Data items =>
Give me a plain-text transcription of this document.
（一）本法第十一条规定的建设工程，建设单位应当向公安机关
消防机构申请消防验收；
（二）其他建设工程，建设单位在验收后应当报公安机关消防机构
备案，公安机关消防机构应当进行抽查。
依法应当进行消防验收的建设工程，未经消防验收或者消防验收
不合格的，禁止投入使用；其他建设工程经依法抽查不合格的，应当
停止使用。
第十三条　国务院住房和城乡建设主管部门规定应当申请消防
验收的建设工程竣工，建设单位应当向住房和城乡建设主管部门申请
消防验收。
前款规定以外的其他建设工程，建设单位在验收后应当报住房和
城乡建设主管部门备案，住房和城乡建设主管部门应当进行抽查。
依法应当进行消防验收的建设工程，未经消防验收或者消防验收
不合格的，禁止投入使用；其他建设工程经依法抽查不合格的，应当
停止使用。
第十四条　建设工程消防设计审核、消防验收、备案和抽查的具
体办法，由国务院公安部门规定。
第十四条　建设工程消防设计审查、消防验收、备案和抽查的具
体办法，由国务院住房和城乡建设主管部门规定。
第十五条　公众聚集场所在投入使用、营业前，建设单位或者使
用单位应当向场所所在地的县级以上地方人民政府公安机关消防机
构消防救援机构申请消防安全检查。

Task goal =>
Write out the material from the first line to the last, exactly.

Correct output =>
Give me a plain-text transcription of this document.
（一）本法第十一条规定的建设工程，建设单位应当向公安机关
消防机构申请消防验收；
（二）其他建设工程，建设单位在验收后应当报公安机关消防机构
备案，公安机关消防机构应当进行抽查。
依法应当进行消防验收的建设工程，未经消防验收或者消防验收
不合格的，禁止投入使用；其他建设工程经依法抽查不合格的，应当
停止使用。
第十三条　国务院住房和城乡建设主管部门规定应当申请消防
验收的建设工程竣工，建设单位应当向住房和城乡建设主管部门申请
消防验收。
前款规定以外的其他建设工程，建设单位在验收后应当报住房和
城乡建设主管部门备案，住房和城乡建设主管部门应当进行抽查。
依法应当进行消防验收的建设工程，未经消防验收或者消防验收
不合格的，禁止投入使用；其他建设工程经依法抽查不合格的，应当
停止使用。
第十四条　建设工程消防设计审核、消防验收、备案和抽查的具
体办法，由国务院公安部门规定。
第十四条　建设工程消防设计审查、消防验收、备案和抽查的具
体办法，由国务院住房和城乡建设主管部门规定。
第十五条　公众聚集场所在投入使用、营业前，建设单位或者使
用单位应当向场所所在地的县级以上地方人民政府公安机关消防机
构消防救援机构申请消防安全检查。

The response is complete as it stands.